- TASK -
Transcribe the listing in full, excluding any pictures.

◆ ◆ ◆ ◆

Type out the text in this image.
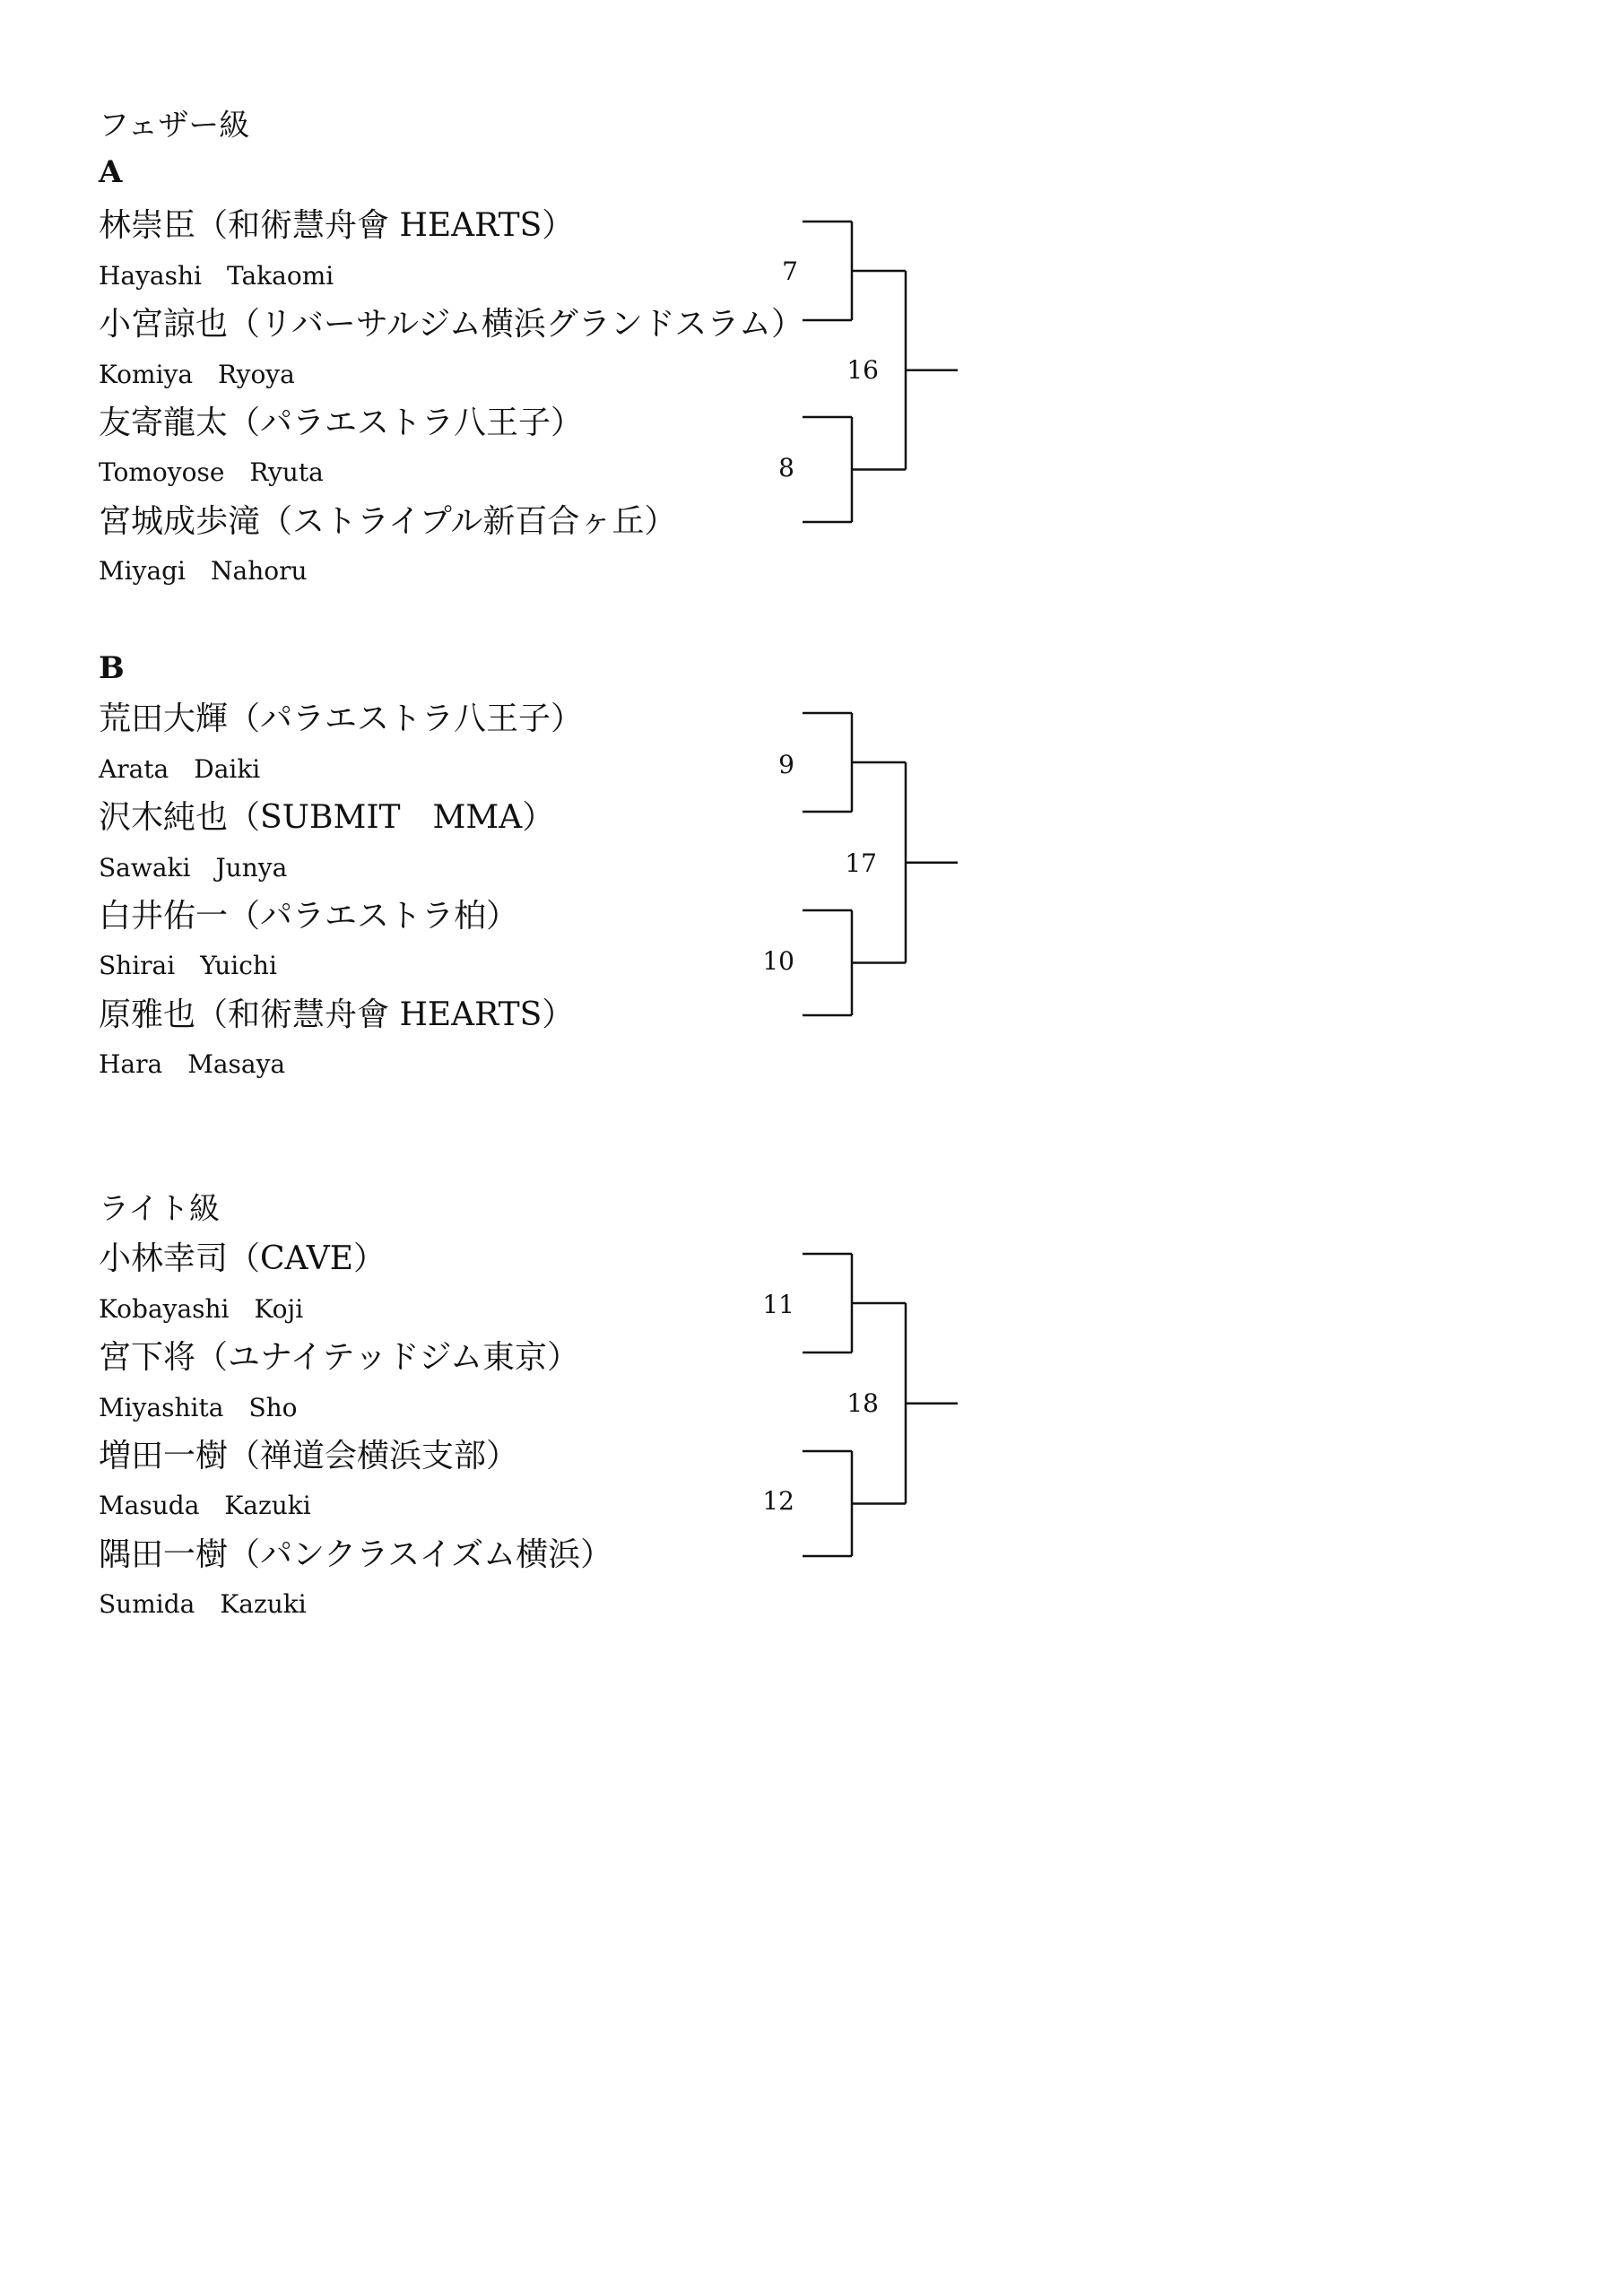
フェザー級
A
林崇臣（和術慧舟會 HEARTS）
Hayashi　Takaomi
小宮諒也（リバーサルジム横浜グランドスラム）
Komiya　Ryoya
友寄龍太（パラエストラ八王子）
Tomoyose　Ryuta
宮城成歩滝（ストライプル新百合ヶ丘）
Miyagi　Nahoru
7
8
16
B
荒田大輝（パラエストラ八王子）
Arata　Daiki
沢木純也（SUBMIT　MMA）
Sawaki　Junya
白井佑一（パラエストラ柏）
Shirai　Yuichi
原雅也（和術慧舟會 HEARTS）
Hara　Masaya
9
10
17
ライト級
小林幸司（CAVE）
Kobayashi　Koji
宮下将（ユナイテッドジム東京）
Miyashita　Sho
増田一樹（禅道会横浜支部）
Masuda　Kazuki
隅田一樹（パンクラスイズム横浜）
Sumida　Kazuki
11
12
18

◆ ◆ ◆ ◆

- EXPECTED ANSWER -
Type out the text in this image.
フェザー級
A
林崇臣（和術慧舟會 HEARTS）
Hayashi　Takaomi
小宮諒也（リバーサルジム横浜グランドスラム）
Komiya　Ryoya
友寄龍太（パラエストラ八王子）
Tomoyose　Ryuta
宮城成歩滝（ストライプル新百合ヶ丘）
Miyagi　Nahoru
7
8
16
B
荒田大輝（パラエストラ八王子）
Arata　Daiki
沢木純也（SUBMIT　MMA）
Sawaki　Junya
白井佑一（パラエストラ柏）
Shirai　Yuichi
原雅也（和術慧舟會 HEARTS）
Hara　Masaya
9
10
17
ライト級
小林幸司（CAVE）
Kobayashi　Koji
宮下将（ユナイテッドジム東京）
Miyashita　Sho
増田一樹（禅道会横浜支部）
Masuda　Kazuki
隅田一樹（パンクラスイズム横浜）
Sumida　Kazuki
11
12
18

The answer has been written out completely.